Once that INSERT is done, this will find all the foo_ids it needs:
INSERT INTO Fact (..., foo_id, ...)
SELECT ..., Foos.foo_id, ...
FROM Staging
JOIN Foos ON Foos.foo = Staging.foo;
An advantage of "Batched Normalization" is that you can
summarize directly from the Staging table. Two approaches:
Case 1: PRIMARY KEY (dy, foo) and summarization is in lock step with, say, changes in dy.
⚈ This approach can have troubles if new data arrives after you have summarized the day's data.
INSERT INTO Summary (dy, foo, ct, blah_total)
SELECT DATE(dt) as dy,
foo,
COUNT(*) as ct,
SUM(blah) as blah_total
FROM Staging
GROUP BY 1, 2;
Case 2: (dy, foo) is a non-UNIQUE INDEX.
⚈ Same code as Case 1.
⚈ By having the index be non-UNIQUE, delayed data simply shows up as extra rows.
⚈ You need to take care to avoid summarizing the data twice. (The id on the Fact table may be a good tool for that.)
Case 3: PRIMARY KEY (dy, foo) and summarization can happen anytime.
INSERT INTO Summary (dy, foo, ct, blah_total)
ON DUPLICATE KEY UPDATE
ct = ct + VALUE(ct),
blah_total = blah_total + VALUE(bt)
SELECT DATE(dt) as dy, foo,
COUNT(*) as ct, SUM(blah) as bt)
FROM Staging
GROUP BY 1, 2;
Too many choices?
This document lists a number of ways to do things.
Your situation may lead to one approach being more/less acceptable.
But, if you are thinking "Just tell me what to do!", then here:
⚈ Batch load the raw data into a temporary table (Staging).
⚈ Normalize from Staging -- use code in Case 3.
⚈ INSERT .. SELECT to move the data from Staging into the Fact table
⚈ Summarize from Staging to Summary table(s) via IODKU (Insert ... On Duplicate Key Update).
⚈ Drop the Staging
Those techniques should perform well and scale well in most cases.
As you develop your situation, you may discover why I described
alternative solutions.
Purging old data
Typically the Fact table is PARTITION BY RANGE (10-60 ranges of days/weeks/etc)
and needs purging (DROP PARTITION) periodically.
This link discusses a safe/clean way to design the partitioning
and do the DROPs:
Purging PARTITIONs
Master / Replica
For "read scaling", backup, and failover, use Master-Replica replication or something fancier.

SUPPLIED ENTRIES:

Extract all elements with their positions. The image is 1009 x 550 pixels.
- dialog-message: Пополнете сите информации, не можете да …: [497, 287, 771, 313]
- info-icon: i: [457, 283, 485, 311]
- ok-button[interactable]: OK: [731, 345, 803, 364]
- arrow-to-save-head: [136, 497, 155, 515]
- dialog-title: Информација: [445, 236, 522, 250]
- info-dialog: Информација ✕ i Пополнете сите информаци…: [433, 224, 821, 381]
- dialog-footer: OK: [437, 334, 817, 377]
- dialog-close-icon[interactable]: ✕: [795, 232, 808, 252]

WHAT NEEDS TO BE DONE:
Return the staging-table passage word for word, from "Your situation may" to "Duplicate Key Update).". The material here comes from a separate source.

SOLUTION TO THE EXERCISE:
Your situation may lead to one approach being more/less acceptable.
But, if you are thinking "Just tell me what to do!", then here:
⚈ Batch load the raw data into a temporary table (Staging).
⚈ Normalize from Staging -- use code in Case 3.
⚈ INSERT .. SELECT to move the data from Staging into the Fact table
⚈ Summarize from Staging to Summary table(s) via IODKU (Insert ... On Duplicate Key Update).